SOURCE MATERIAL:
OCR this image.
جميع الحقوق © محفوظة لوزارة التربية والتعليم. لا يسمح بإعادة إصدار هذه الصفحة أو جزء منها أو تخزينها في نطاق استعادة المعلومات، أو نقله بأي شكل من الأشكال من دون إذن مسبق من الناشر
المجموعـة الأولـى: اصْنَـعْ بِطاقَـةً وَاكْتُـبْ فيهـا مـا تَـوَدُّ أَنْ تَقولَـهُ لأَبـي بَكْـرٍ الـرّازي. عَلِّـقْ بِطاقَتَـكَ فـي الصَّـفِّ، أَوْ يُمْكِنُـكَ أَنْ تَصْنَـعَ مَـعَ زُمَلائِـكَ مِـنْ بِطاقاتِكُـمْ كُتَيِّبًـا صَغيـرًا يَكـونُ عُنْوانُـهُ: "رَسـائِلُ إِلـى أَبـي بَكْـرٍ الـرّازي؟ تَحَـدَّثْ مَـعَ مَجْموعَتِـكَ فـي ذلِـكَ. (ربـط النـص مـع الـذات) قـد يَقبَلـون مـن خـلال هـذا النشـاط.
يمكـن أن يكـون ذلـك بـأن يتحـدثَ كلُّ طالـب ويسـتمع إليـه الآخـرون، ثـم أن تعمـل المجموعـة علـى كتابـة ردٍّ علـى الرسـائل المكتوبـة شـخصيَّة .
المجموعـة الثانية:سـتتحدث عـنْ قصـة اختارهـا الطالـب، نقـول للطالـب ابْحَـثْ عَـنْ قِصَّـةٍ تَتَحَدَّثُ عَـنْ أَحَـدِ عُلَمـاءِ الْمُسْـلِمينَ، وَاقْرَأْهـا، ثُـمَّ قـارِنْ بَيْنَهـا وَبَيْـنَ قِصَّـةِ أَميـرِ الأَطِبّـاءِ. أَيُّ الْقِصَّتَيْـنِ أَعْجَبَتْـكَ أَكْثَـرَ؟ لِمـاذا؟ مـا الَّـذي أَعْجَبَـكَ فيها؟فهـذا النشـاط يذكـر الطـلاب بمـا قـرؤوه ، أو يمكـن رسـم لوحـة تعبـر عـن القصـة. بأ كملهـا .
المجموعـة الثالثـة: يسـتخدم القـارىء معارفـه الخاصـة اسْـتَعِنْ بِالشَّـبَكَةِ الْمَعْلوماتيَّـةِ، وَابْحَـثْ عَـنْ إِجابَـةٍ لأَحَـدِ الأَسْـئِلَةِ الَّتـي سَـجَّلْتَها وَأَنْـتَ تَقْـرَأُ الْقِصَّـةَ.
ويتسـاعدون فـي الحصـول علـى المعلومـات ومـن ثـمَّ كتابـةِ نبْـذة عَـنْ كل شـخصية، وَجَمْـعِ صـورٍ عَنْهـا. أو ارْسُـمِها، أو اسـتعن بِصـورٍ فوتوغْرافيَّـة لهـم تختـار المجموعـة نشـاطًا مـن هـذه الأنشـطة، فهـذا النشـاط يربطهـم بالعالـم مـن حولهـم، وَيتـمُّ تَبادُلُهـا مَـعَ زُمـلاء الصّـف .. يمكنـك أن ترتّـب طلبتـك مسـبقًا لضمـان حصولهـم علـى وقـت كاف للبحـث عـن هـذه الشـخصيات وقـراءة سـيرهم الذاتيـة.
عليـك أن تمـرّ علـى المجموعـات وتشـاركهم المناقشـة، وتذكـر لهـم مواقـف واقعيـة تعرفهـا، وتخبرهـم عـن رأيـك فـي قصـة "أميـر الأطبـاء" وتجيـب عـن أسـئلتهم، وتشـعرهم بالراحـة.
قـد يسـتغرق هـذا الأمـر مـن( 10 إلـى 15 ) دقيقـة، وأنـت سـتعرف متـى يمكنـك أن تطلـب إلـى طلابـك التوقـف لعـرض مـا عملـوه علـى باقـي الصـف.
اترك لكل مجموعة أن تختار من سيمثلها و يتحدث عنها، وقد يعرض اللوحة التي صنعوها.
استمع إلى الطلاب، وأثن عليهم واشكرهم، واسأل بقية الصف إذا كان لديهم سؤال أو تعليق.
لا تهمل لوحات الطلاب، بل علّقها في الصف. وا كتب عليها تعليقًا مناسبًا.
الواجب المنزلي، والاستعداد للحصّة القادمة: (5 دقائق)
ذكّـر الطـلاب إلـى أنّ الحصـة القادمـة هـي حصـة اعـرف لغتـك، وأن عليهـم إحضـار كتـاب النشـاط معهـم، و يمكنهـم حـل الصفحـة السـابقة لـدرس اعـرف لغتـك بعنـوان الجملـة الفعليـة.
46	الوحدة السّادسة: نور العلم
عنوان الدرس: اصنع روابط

TASK DESCRIPTION: All of the entries need to be reproduced exactly; please write them out.

EXPECTED ANSWER:
OCR this image.
جميع الحقوق © محفوظة لوزارة التربية والتعليم. لا يسمح بإعادة إصدار هذه الصفحة أو جزء منها أو تخزينها في نطاق استعادة المعلومات، أو نقله بأي شكل من الأشكال من دون إذن مسبق من الناشر
المجموعـة الأولـى: اصْنَـعْ بِطاقَـةً وَاكْتُـبْ فيهـا مـا تَـوَدُّ أَنْ تَقولَـهُ لأَبـي بَكْـرٍ الـرّازي. عَلِّـقْ بِطاقَتَـكَ فـي الصَّـفِّ، أَوْ يُمْكِنُـكَ أَنْ تَصْنَـعَ مَـعَ زُمَلائِـكَ مِـنْ بِطاقاتِكُـمْ كُتَيِّبًـا صَغيـرًا يَكـونُ عُنْوانُـهُ: "رَسـائِلُ إِلـى أَبـي بَكْـرٍ الـرّازي؟ تَحَـدَّثْ مَـعَ مَجْموعَتِـكَ فـي ذلِـكَ. (ربـط النـص مـع الـذات) قـد يَقبَلـون مـن خـلال هـذا النشـاط.
يمكـن أن يكـون ذلـك بـأن يتحـدثَ كلُّ طالـب ويسـتمع إليـه الآخـرون، ثـم أن تعمـل المجموعـة علـى كتابـة ردٍّ علـى الرسـائل المكتوبـة شـخصيَّة .
المجموعـة الثانية:سـتتحدث عـنْ قصـة اختارهـا الطالـب، نقـول للطالـب ابْحَـثْ عَـنْ قِصَّـةٍ تَتَحَدَّثُ عَـنْ أَحَـدِ عُلَمـاءِ الْمُسْـلِمينَ، وَاقْرَأْهـا، ثُـمَّ قـارِنْ بَيْنَهـا وَبَيْـنَ قِصَّـةِ أَميـرِ الأَطِبّـاءِ. أَيُّ الْقِصَّتَيْـنِ أَعْجَبَتْـكَ أَكْثَـرَ؟ لِمـاذا؟ مـا الَّـذي أَعْجَبَـكَ فيها؟فهـذا النشـاط يذكـر الطـلاب بمـا قـرؤوه ، أو يمكـن رسـم لوحـة تعبـر عـن القصـة. بأ كملهـا .
المجموعـة الثالثـة: يسـتخدم القـارىء معارفـه الخاصـة اسْـتَعِنْ بِالشَّـبَكَةِ الْمَعْلوماتيَّـةِ، وَابْحَـثْ عَـنْ إِجابَـةٍ لأَحَـدِ الأَسْـئِلَةِ الَّتـي سَـجَّلْتَها وَأَنْـتَ تَقْـرَأُ الْقِصَّـةَ.
ويتسـاعدون فـي الحصـول علـى المعلومـات ومـن ثـمَّ كتابـةِ نبْـذة عَـنْ كل شـخصية، وَجَمْـعِ صـورٍ عَنْهـا. أو ارْسُـمِها، أو اسـتعن بِصـورٍ فوتوغْرافيَّـة لهـم تختـار المجموعـة نشـاطًا مـن هـذه الأنشـطة، فهـذا النشـاط يربطهـم بالعالـم مـن حولهـم، وَيتـمُّ تَبادُلُهـا مَـعَ زُمـلاء الصّـف .. يمكنـك أن ترتّـب طلبتـك مسـبقًا لضمـان حصولهـم علـى وقـت كاف للبحـث عـن هـذه الشـخصيات وقـراءة سـيرهم الذاتيـة.
عليـك أن تمـرّ علـى المجموعـات وتشـاركهم المناقشـة، وتذكـر لهـم مواقـف واقعيـة تعرفهـا، وتخبرهـم عـن رأيـك فـي قصـة "أميـر الأطبـاء" وتجيـب عـن أسـئلتهم، وتشـعرهم بالراحـة.
قـد يسـتغرق هـذا الأمـر مـن( 10 إلـى 15 ) دقيقـة، وأنـت سـتعرف متـى يمكنـك أن تطلـب إلـى طلابـك التوقـف لعـرض مـا عملـوه علـى باقـي الصـف.
اترك لكل مجموعة أن تختار من سيمثلها و يتحدث عنها، وقد يعرض اللوحة التي صنعوها.
استمع إلى الطلاب، وأثن عليهم واشكرهم، واسأل بقية الصف إذا كان لديهم سؤال أو تعليق.
لا تهمل لوحات الطلاب، بل علّقها في الصف. وا كتب عليها تعليقًا مناسبًا.
الواجب المنزلي، والاستعداد للحصّة القادمة: (5 دقائق)
ذكّـر الطـلاب إلـى أنّ الحصـة القادمـة هـي حصـة اعـرف لغتـك، وأن عليهـم إحضـار كتـاب النشـاط معهـم، و يمكنهـم حـل الصفحـة السـابقة لـدرس اعـرف لغتـك بعنـوان الجملـة الفعليـة.
46	الوحدة السّادسة: نور العلم
عنوان الدرس: اصنع روابط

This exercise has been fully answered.